Do this: How many lines in the entries below contain "trattamento"? Answer with the number only.

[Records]
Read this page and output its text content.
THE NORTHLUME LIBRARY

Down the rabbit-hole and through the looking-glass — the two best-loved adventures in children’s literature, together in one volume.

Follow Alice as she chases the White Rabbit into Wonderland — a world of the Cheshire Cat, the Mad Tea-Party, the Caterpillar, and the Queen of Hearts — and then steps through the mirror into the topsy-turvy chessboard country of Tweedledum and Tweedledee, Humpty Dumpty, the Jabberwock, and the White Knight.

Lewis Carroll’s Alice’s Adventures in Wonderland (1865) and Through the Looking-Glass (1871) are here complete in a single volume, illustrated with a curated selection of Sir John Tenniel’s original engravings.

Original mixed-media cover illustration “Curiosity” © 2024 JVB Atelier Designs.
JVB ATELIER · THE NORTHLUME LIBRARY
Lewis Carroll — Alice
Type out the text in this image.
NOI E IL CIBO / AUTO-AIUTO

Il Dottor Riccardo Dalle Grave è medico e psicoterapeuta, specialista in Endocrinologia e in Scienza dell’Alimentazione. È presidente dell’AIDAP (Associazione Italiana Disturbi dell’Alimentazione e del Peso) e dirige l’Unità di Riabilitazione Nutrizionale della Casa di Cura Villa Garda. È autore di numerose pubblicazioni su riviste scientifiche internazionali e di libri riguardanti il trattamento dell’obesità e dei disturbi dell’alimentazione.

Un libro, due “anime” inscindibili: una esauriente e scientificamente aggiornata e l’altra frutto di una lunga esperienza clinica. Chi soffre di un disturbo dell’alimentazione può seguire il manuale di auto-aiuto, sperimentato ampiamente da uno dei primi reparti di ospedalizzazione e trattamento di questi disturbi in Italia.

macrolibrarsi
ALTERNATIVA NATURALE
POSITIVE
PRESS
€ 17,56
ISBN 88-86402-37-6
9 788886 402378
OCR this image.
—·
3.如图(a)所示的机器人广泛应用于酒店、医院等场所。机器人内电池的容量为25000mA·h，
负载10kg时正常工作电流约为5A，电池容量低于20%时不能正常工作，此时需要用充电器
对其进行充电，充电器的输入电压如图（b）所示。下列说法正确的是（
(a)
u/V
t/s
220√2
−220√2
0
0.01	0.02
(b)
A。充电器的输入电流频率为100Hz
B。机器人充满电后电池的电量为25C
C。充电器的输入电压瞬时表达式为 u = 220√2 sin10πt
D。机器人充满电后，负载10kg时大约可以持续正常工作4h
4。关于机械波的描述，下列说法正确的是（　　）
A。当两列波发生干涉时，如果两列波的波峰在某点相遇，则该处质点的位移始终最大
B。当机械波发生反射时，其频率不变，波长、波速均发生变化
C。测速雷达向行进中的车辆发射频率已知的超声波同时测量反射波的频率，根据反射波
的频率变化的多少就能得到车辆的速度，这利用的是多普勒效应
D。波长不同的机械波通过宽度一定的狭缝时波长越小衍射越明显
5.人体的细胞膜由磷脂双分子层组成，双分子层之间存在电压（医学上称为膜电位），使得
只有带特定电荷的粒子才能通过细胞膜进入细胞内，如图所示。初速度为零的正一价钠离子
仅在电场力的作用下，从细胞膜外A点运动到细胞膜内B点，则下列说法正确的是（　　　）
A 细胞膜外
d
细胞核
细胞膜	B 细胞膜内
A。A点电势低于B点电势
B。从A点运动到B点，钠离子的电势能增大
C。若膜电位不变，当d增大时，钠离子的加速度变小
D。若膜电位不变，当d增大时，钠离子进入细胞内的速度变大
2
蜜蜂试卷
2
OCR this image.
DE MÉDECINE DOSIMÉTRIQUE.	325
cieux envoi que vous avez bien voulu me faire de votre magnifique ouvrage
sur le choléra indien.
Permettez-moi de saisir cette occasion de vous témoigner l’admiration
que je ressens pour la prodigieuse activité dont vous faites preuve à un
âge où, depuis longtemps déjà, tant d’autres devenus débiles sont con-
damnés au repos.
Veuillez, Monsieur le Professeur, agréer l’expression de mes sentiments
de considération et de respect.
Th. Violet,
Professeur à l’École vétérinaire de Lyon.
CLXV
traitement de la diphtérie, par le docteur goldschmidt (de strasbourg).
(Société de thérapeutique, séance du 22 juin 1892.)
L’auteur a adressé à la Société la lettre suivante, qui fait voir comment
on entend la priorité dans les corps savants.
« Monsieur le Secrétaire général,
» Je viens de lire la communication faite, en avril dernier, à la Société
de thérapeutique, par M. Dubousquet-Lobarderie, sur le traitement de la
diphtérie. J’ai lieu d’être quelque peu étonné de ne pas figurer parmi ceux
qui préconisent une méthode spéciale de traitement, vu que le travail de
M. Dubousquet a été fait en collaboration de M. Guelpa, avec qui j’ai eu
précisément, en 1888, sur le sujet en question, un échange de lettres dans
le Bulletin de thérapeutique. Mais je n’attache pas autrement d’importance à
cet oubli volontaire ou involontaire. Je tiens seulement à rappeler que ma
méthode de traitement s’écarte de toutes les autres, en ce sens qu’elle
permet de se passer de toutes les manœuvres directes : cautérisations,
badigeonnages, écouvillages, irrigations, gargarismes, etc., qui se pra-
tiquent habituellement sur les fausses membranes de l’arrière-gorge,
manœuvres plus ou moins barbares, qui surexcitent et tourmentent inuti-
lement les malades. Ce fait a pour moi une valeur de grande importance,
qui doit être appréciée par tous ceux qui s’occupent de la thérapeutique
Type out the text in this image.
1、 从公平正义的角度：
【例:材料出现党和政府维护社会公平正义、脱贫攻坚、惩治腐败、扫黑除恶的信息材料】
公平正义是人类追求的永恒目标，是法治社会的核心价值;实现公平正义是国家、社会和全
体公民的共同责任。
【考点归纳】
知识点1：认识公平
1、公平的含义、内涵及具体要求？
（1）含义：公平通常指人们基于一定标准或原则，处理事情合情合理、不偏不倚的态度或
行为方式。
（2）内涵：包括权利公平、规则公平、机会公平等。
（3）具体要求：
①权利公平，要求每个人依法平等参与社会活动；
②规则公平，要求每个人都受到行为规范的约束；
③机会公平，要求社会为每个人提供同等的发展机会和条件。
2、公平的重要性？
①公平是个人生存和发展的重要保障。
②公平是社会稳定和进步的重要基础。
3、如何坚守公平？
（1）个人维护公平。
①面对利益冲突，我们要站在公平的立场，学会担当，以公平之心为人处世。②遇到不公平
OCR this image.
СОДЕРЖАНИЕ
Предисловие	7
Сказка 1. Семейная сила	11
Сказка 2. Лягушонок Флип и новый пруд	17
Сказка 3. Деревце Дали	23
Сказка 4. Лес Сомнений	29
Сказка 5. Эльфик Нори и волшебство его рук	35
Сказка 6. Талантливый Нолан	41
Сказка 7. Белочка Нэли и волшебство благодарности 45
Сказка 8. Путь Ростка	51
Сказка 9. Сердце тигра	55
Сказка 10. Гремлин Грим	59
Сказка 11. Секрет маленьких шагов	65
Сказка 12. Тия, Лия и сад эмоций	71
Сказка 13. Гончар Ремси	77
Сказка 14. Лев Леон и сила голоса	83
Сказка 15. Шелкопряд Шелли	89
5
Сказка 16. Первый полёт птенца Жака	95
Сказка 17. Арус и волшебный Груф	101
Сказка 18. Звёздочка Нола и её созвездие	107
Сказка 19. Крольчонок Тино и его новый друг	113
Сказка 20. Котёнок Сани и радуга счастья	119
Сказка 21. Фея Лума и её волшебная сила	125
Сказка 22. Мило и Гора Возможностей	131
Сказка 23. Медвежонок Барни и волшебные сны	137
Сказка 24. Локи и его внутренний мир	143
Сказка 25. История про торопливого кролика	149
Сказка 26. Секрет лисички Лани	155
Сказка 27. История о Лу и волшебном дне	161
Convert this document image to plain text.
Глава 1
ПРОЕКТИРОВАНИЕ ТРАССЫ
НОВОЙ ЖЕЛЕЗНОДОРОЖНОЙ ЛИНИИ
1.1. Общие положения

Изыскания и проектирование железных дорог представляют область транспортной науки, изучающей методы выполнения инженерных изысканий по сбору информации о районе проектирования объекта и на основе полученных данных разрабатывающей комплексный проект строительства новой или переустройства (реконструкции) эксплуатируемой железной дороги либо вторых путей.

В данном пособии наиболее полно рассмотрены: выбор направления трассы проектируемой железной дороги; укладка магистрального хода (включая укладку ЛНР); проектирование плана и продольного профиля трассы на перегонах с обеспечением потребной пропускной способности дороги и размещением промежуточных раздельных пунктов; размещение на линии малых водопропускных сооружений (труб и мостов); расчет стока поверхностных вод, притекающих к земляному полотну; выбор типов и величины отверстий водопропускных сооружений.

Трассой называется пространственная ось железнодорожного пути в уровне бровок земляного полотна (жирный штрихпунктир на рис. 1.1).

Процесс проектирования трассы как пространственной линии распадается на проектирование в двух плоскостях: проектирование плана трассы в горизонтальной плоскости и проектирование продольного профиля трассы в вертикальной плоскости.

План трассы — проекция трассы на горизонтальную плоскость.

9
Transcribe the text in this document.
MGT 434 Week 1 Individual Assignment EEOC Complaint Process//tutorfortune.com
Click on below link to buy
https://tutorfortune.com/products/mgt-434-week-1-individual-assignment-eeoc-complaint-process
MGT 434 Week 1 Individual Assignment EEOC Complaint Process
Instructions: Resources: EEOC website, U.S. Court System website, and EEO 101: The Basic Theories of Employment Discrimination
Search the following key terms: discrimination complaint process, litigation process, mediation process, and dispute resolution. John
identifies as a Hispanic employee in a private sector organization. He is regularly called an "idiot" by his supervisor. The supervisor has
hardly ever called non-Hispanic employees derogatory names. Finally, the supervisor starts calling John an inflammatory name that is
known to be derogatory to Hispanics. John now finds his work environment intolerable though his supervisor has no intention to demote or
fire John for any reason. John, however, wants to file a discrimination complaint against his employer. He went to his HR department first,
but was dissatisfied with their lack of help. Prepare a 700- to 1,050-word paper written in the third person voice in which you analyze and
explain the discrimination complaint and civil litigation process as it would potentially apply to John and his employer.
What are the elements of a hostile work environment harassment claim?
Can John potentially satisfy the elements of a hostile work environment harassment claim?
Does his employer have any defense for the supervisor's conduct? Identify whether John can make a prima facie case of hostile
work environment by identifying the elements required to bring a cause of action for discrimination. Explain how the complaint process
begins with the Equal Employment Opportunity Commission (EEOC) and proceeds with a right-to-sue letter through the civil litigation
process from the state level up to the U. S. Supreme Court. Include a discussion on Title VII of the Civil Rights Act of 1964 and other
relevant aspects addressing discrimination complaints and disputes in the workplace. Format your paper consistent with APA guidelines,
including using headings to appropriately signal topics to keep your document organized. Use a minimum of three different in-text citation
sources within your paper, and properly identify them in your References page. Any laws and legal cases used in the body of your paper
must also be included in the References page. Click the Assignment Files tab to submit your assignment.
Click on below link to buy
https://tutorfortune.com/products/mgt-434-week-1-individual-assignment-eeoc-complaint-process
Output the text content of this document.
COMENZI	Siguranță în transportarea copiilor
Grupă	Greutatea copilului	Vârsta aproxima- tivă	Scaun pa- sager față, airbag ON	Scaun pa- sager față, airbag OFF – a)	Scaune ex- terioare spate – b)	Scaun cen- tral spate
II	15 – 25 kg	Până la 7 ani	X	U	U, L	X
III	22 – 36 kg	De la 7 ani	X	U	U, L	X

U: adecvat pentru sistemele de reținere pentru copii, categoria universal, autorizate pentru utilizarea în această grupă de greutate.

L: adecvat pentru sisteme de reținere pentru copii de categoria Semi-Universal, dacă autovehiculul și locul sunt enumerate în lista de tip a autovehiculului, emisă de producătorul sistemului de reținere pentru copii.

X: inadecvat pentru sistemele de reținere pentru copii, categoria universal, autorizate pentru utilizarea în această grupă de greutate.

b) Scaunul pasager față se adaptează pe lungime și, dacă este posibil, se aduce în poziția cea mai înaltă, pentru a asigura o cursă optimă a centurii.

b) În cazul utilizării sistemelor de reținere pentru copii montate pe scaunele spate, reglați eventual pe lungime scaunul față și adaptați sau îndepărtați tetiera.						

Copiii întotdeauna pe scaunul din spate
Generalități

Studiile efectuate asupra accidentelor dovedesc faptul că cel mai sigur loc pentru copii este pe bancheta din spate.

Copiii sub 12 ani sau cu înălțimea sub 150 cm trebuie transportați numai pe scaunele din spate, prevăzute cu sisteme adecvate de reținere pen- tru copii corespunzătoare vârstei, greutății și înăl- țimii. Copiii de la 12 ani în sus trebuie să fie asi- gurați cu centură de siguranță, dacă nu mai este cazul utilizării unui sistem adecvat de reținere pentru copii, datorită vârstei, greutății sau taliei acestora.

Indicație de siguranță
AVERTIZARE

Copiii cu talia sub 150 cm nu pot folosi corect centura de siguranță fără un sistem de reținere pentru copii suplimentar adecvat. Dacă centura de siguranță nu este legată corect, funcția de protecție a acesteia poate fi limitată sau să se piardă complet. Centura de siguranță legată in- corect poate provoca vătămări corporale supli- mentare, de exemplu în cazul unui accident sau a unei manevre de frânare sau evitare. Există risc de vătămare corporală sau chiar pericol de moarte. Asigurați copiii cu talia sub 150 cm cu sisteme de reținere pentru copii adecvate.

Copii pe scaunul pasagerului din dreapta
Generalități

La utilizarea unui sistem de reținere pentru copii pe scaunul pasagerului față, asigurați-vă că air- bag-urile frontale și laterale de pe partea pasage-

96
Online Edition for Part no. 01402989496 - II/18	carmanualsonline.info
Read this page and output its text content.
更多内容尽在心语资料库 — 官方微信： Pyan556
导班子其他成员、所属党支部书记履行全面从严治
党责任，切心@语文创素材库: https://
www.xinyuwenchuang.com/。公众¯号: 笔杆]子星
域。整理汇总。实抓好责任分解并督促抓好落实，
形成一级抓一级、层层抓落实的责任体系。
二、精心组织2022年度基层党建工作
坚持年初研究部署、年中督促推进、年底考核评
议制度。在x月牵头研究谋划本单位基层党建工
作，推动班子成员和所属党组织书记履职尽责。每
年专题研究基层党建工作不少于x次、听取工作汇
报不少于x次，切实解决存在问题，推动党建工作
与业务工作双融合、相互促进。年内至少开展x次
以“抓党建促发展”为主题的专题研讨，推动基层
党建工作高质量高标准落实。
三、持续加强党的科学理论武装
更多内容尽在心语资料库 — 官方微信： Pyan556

Result of the task: 2